Task
List, from the lines below, each one with "querySelector" in it.

◇ ◇ ◇ ◇ ◇

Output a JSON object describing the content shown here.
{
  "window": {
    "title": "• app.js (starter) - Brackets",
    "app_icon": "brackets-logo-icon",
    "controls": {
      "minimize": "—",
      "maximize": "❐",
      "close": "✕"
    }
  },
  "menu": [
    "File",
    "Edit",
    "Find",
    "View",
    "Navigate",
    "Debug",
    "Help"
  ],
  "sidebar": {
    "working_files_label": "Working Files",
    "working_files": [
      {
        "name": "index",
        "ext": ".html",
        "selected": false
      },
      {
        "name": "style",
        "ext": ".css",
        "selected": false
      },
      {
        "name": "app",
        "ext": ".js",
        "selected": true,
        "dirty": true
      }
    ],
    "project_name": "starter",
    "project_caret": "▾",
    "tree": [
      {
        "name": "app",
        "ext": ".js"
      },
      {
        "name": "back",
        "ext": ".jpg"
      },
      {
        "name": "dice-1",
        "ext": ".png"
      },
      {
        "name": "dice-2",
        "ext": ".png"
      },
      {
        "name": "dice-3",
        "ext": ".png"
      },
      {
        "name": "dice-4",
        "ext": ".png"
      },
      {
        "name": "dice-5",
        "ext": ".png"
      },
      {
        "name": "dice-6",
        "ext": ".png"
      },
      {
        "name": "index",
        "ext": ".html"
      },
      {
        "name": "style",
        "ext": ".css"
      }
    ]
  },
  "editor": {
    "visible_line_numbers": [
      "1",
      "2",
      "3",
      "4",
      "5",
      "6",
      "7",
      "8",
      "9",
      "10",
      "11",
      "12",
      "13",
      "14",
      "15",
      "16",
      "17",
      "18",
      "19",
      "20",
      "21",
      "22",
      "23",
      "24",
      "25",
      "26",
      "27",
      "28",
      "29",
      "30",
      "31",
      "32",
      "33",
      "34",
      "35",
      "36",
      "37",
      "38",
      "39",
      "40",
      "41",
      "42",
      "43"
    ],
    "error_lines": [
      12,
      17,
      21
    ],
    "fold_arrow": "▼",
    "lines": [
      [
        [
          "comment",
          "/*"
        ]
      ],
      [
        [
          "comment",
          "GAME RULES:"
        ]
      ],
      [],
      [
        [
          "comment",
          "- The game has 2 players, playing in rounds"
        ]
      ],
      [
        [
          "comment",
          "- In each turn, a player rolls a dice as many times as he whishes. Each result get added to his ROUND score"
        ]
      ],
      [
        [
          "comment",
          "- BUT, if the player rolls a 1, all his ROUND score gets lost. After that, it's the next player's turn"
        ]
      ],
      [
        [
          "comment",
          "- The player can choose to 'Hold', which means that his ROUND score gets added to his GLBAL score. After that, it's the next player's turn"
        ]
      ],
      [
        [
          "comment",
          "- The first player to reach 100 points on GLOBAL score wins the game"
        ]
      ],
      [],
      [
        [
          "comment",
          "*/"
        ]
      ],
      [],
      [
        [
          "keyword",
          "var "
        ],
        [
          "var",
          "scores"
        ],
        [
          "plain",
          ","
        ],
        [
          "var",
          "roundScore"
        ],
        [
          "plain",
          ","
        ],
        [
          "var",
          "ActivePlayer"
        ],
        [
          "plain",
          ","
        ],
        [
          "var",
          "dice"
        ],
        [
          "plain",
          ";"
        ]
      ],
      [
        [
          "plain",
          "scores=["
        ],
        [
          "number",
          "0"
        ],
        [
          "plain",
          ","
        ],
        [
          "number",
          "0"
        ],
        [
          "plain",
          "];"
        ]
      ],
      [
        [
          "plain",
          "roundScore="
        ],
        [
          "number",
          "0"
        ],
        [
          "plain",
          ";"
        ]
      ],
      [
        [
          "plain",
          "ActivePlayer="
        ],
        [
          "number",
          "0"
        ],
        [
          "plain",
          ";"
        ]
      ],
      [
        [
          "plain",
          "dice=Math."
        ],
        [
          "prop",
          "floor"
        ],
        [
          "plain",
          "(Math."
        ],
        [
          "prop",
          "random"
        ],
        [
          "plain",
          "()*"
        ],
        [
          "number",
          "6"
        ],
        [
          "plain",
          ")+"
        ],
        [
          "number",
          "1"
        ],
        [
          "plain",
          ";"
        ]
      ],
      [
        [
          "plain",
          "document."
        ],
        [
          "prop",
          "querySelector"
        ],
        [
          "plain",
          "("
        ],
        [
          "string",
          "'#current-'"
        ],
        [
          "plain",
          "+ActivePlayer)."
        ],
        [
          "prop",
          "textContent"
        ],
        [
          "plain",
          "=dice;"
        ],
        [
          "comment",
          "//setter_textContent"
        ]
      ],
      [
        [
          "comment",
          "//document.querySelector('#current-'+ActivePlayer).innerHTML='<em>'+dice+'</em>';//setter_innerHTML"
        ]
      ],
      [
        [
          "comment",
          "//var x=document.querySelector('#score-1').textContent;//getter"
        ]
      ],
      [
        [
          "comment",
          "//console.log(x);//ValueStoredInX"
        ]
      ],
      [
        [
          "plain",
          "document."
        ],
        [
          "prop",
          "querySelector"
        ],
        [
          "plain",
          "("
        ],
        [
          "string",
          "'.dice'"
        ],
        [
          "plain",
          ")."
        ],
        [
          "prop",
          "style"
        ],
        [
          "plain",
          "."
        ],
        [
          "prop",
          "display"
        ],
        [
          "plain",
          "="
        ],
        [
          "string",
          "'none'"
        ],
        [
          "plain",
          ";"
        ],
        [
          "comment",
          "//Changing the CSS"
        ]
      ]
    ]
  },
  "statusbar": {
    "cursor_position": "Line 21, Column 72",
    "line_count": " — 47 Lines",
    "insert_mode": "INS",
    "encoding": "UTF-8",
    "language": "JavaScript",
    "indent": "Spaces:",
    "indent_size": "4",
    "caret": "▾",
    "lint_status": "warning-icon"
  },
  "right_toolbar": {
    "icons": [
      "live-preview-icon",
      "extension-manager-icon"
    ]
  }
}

◇ ◇ ◇ ◇ ◇

Full solution
          "querySelector"
          "//document.querySelector('#current-'+ActivePlayer).innerHTML='<em>'+dice+'</em>';//setter_innerHTML"
          "//var x=document.querySelector('#score-1').textContent;//getter"
          "querySelector"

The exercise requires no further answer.